Exactly reproduce all the records, keeping pictures out of the copy.

::: Available data :::

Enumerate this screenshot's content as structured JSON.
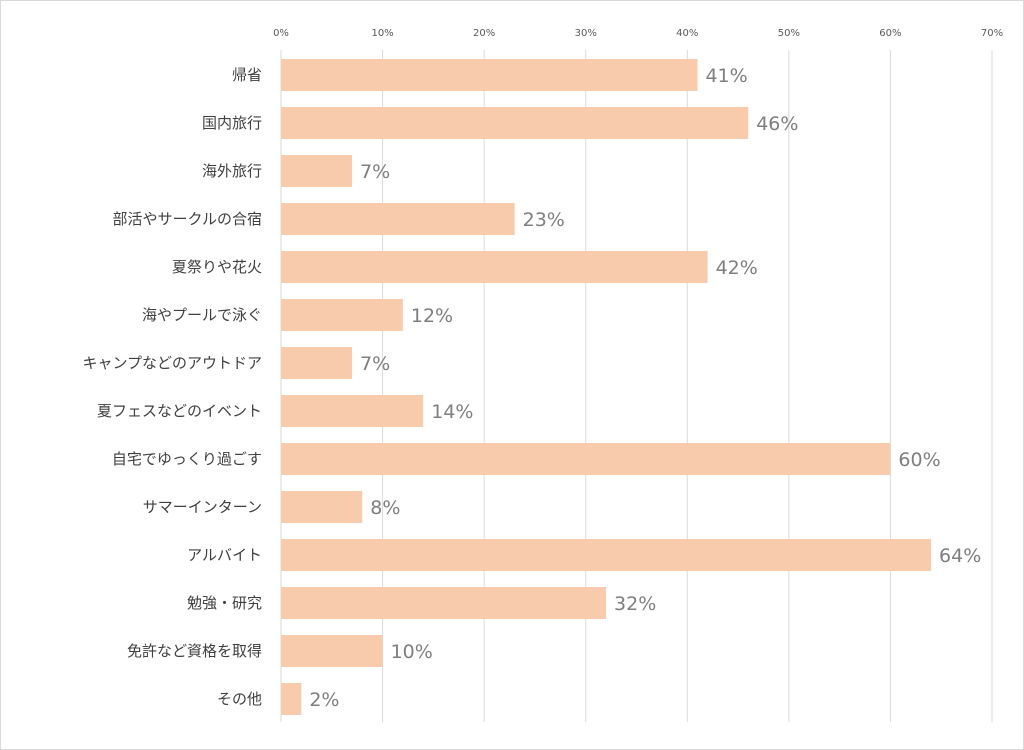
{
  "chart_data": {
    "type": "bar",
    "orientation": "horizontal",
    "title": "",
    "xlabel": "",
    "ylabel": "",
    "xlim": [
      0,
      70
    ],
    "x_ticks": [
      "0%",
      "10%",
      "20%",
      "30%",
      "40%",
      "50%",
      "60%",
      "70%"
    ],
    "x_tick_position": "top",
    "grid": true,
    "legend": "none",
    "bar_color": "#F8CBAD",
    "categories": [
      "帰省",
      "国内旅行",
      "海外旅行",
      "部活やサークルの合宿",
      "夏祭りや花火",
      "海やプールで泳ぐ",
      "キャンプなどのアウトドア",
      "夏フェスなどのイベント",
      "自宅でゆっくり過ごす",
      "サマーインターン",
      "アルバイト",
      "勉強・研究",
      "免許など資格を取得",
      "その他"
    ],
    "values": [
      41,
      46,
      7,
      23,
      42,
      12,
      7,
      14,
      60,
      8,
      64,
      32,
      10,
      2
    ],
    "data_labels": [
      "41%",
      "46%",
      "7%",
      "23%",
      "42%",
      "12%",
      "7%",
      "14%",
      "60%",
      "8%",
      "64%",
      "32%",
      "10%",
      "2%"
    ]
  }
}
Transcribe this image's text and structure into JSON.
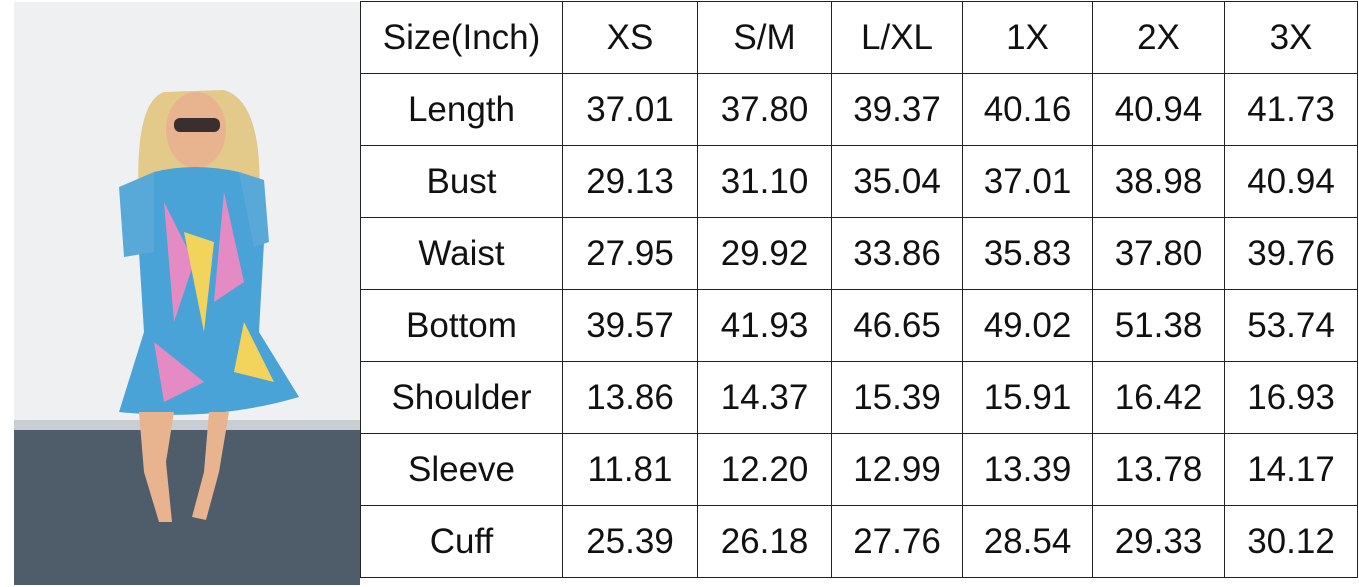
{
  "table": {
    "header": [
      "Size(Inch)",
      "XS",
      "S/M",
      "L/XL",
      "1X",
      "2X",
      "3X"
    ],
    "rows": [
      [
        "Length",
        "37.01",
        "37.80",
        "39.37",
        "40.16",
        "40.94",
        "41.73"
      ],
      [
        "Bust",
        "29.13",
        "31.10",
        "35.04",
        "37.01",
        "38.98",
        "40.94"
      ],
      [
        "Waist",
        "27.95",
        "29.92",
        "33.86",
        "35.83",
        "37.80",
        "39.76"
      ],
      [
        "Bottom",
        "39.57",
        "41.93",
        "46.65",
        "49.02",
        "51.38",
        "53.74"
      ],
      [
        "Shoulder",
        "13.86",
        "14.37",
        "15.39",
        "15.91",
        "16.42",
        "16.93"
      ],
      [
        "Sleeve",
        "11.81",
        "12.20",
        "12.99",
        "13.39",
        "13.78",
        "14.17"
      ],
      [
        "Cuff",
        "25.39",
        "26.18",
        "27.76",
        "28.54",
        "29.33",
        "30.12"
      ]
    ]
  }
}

:::

| Complete output |
Enumerate this screenshot's content as structured JSON.
{
  "chart_data": {
    "type": "bar",
    "orientation": "horizontal",
    "title": "",
    "xlabel": "",
    "ylabel": "",
    "xlim": [
      0,
      70
    ],
    "x_ticks": [
      "0%",
      "10%",
      "20%",
      "30%",
      "40%",
      "50%",
      "60%",
      "70%"
    ],
    "x_tick_position": "top",
    "grid": true,
    "legend": "none",
    "bar_color": "#F8CBAD",
    "categories": [
      "帰省",
      "国内旅行",
      "海外旅行",
      "部活やサークルの合宿",
      "夏祭りや花火",
      "海やプールで泳ぐ",
      "キャンプなどのアウトドア",
      "夏フェスなどのイベント",
      "自宅でゆっくり過ごす",
      "サマーインターン",
      "アルバイト",
      "勉強・研究",
      "免許など資格を取得",
      "その他"
    ],
    "values": [
      41,
      46,
      7,
      23,
      42,
      12,
      7,
      14,
      60,
      8,
      64,
      32,
      10,
      2
    ],
    "data_labels": [
      "41%",
      "46%",
      "7%",
      "23%",
      "42%",
      "12%",
      "7%",
      "14%",
      "60%",
      "8%",
      "64%",
      "32%",
      "10%",
      "2%"
    ]
  }
}
Transcribe this image's text and structure into JSON.
{
  "table": {
    "header": [
      "Size(Inch)",
      "XS",
      "S/M",
      "L/XL",
      "1X",
      "2X",
      "3X"
    ],
    "rows": [
      [
        "Length",
        "37.01",
        "37.80",
        "39.37",
        "40.16",
        "40.94",
        "41.73"
      ],
      [
        "Bust",
        "29.13",
        "31.10",
        "35.04",
        "37.01",
        "38.98",
        "40.94"
      ],
      [
        "Waist",
        "27.95",
        "29.92",
        "33.86",
        "35.83",
        "37.80",
        "39.76"
      ],
      [
        "Bottom",
        "39.57",
        "41.93",
        "46.65",
        "49.02",
        "51.38",
        "53.74"
      ],
      [
        "Shoulder",
        "13.86",
        "14.37",
        "15.39",
        "15.91",
        "16.42",
        "16.93"
      ],
      [
        "Sleeve",
        "11.81",
        "12.20",
        "12.99",
        "13.39",
        "13.78",
        "14.17"
      ],
      [
        "Cuff",
        "25.39",
        "26.18",
        "27.76",
        "28.54",
        "29.33",
        "30.12"
      ]
    ]
  }
}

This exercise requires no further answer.